Data excerpts -
** START **

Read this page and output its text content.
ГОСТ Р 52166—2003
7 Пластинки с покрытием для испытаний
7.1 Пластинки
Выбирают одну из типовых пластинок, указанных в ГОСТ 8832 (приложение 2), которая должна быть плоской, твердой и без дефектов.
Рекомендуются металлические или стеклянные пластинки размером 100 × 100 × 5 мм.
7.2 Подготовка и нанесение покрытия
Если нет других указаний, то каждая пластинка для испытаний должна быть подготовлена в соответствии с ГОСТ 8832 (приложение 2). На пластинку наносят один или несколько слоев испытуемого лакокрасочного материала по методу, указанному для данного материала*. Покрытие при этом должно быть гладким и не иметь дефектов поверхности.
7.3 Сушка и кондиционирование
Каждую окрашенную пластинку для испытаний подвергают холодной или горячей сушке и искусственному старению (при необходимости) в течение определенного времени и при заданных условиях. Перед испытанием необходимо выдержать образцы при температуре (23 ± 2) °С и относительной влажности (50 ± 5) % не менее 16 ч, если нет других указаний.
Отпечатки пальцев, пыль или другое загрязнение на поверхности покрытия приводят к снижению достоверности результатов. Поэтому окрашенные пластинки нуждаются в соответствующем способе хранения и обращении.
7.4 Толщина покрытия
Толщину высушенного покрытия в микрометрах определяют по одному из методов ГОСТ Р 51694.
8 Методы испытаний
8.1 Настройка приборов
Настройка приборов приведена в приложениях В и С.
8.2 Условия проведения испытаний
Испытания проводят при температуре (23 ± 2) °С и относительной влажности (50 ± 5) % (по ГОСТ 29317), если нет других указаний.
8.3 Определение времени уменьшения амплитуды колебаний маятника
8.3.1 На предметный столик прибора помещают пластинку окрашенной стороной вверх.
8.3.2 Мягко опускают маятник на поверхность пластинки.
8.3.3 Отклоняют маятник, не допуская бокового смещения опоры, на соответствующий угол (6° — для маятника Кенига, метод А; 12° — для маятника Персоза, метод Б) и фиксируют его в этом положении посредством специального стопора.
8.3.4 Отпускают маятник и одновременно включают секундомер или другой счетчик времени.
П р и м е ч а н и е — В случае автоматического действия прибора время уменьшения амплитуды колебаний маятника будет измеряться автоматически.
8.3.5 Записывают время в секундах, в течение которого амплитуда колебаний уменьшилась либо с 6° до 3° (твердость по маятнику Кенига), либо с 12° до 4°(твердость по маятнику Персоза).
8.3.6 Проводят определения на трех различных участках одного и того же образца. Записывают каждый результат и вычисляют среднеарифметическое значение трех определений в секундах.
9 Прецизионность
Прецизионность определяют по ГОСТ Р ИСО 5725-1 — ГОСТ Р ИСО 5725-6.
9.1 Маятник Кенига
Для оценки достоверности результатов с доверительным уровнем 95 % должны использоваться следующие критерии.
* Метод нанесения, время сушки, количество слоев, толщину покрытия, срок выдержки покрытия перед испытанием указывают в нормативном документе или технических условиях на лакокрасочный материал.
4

** END **

Written exercise - Restate each entry exactly, skipping none.

Response for this exercise -
Read this page and output its text content.
ГОСТ Р 52166—2003
7 Пластинки с покрытием для испытаний
7.1 Пластинки
Выбирают одну из типовых пластинок, указанных в ГОСТ 8832 (приложение 2), которая должна быть плоской, твердой и без дефектов.
Рекомендуются металлические или стеклянные пластинки размером 100 × 100 × 5 мм.
7.2 Подготовка и нанесение покрытия
Если нет других указаний, то каждая пластинка для испытаний должна быть подготовлена в соответствии с ГОСТ 8832 (приложение 2). На пластинку наносят один или несколько слоев испытуемого лакокрасочного материала по методу, указанному для данного материала*. Покрытие при этом должно быть гладким и не иметь дефектов поверхности.
7.3 Сушка и кондиционирование
Каждую окрашенную пластинку для испытаний подвергают холодной или горячей сушке и искусственному старению (при необходимости) в течение определенного времени и при заданных условиях. Перед испытанием необходимо выдержать образцы при температуре (23 ± 2) °С и относительной влажности (50 ± 5) % не менее 16 ч, если нет других указаний.
Отпечатки пальцев, пыль или другое загрязнение на поверхности покрытия приводят к снижению достоверности результатов. Поэтому окрашенные пластинки нуждаются в соответствующем способе хранения и обращении.
7.4 Толщина покрытия
Толщину высушенного покрытия в микрометрах определяют по одному из методов ГОСТ Р 51694.
8 Методы испытаний
8.1 Настройка приборов
Настройка приборов приведена в приложениях В и С.
8.2 Условия проведения испытаний
Испытания проводят при температуре (23 ± 2) °С и относительной влажности (50 ± 5) % (по ГОСТ 29317), если нет других указаний.
8.3 Определение времени уменьшения амплитуды колебаний маятника
8.3.1 На предметный столик прибора помещают пластинку окрашенной стороной вверх.
8.3.2 Мягко опускают маятник на поверхность пластинки.
8.3.3 Отклоняют маятник, не допуская бокового смещения опоры, на соответствующий угол (6° — для маятника Кенига, метод А; 12° — для маятника Персоза, метод Б) и фиксируют его в этом положении посредством специального стопора.
8.3.4 Отпускают маятник и одновременно включают секундомер или другой счетчик времени.
П р и м е ч а н и е — В случае автоматического действия прибора время уменьшения амплитуды колебаний маятника будет измеряться автоматически.
8.3.5 Записывают время в секундах, в течение которого амплитуда колебаний уменьшилась либо с 6° до 3° (твердость по маятнику Кенига), либо с 12° до 4°(твердость по маятнику Персоза).
8.3.6 Проводят определения на трех различных участках одного и того же образца. Записывают каждый результат и вычисляют среднеарифметическое значение трех определений в секундах.
9 Прецизионность
Прецизионность определяют по ГОСТ Р ИСО 5725-1 — ГОСТ Р ИСО 5725-6.
9.1 Маятник Кенига
Для оценки достоверности результатов с доверительным уровнем 95 % должны использоваться следующие критерии.
* Метод нанесения, время сушки, количество слоев, толщину покрытия, срок выдержки покрытия перед испытанием указывают в нормативном документе или технических условиях на лакокрасочный материал.
4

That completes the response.